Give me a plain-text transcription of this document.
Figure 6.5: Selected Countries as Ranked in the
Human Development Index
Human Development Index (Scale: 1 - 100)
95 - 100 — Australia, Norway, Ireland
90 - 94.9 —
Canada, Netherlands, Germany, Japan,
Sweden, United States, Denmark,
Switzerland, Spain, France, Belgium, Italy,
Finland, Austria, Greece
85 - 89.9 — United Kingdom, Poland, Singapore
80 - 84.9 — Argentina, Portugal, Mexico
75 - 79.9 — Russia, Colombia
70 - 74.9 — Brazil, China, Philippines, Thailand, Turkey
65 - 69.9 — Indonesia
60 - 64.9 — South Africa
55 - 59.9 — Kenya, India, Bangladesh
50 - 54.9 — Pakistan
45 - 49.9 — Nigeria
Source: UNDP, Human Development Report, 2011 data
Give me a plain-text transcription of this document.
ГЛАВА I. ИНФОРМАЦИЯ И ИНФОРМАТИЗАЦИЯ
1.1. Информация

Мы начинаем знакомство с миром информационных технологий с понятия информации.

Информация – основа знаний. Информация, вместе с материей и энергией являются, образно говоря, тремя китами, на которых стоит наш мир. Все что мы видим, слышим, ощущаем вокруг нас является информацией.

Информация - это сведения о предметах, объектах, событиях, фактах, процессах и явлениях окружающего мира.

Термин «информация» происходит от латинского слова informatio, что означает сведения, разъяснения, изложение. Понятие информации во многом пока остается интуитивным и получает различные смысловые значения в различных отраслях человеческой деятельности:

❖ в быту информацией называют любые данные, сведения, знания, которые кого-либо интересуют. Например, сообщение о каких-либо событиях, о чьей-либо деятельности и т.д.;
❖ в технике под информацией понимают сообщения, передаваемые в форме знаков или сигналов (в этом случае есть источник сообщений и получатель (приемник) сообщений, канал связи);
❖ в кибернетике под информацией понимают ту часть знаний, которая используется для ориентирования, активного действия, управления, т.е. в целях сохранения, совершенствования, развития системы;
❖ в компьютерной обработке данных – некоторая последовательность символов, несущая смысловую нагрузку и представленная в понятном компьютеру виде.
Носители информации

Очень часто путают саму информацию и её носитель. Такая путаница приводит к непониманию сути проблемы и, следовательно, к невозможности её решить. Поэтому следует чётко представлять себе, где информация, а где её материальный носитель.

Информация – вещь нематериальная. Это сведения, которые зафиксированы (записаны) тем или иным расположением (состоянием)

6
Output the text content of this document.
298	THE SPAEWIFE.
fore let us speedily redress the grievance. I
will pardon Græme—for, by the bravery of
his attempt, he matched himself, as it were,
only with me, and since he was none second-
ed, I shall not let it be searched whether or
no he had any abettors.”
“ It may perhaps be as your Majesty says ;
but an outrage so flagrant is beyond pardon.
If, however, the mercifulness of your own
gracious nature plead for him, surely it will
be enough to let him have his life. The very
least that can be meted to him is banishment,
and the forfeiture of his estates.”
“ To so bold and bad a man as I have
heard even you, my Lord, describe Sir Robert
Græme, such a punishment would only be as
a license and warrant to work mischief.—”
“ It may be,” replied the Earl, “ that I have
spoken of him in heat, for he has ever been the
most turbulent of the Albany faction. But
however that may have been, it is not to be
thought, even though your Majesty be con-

- [Task directions] Report how many lines in these entries contain "your". Answer with the number only.

- [Complete answer] 3